[CHALLENGE]
Collect every line below that contains the word "loss".

:::::

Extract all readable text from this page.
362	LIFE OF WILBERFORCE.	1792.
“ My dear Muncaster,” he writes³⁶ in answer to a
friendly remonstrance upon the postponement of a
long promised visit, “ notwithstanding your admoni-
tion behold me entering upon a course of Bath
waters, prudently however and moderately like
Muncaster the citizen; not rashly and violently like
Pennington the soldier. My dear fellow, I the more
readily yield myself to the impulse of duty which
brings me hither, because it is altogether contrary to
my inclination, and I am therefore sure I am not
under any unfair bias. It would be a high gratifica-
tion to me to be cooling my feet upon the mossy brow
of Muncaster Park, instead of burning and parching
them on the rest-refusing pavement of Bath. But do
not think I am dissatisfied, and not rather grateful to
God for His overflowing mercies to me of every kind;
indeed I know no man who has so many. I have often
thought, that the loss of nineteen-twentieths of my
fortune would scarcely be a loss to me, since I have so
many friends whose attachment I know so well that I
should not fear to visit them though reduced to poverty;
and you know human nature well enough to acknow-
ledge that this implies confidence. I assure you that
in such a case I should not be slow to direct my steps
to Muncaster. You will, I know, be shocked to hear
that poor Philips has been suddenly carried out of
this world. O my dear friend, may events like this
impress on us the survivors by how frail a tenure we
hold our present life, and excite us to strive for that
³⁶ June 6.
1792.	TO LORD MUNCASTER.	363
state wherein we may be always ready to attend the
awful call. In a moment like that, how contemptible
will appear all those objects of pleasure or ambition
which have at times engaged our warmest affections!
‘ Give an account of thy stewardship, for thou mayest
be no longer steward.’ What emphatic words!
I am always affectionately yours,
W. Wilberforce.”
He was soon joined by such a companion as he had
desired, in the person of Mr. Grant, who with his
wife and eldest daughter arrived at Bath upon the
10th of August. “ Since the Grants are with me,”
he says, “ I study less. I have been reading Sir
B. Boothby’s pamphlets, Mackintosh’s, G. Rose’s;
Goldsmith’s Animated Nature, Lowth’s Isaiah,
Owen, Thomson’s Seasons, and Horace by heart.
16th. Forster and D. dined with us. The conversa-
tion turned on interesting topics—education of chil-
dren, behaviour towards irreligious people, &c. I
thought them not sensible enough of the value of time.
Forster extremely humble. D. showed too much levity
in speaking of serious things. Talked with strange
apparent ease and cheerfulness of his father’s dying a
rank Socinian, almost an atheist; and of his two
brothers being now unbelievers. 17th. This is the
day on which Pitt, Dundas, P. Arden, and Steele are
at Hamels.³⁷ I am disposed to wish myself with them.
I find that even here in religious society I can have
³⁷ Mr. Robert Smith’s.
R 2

:::::

[ANSWER TO THIS TASK]
thought, that the loss of nineteen-twentieths of my
fortune would scarcely be a loss to me, since I have so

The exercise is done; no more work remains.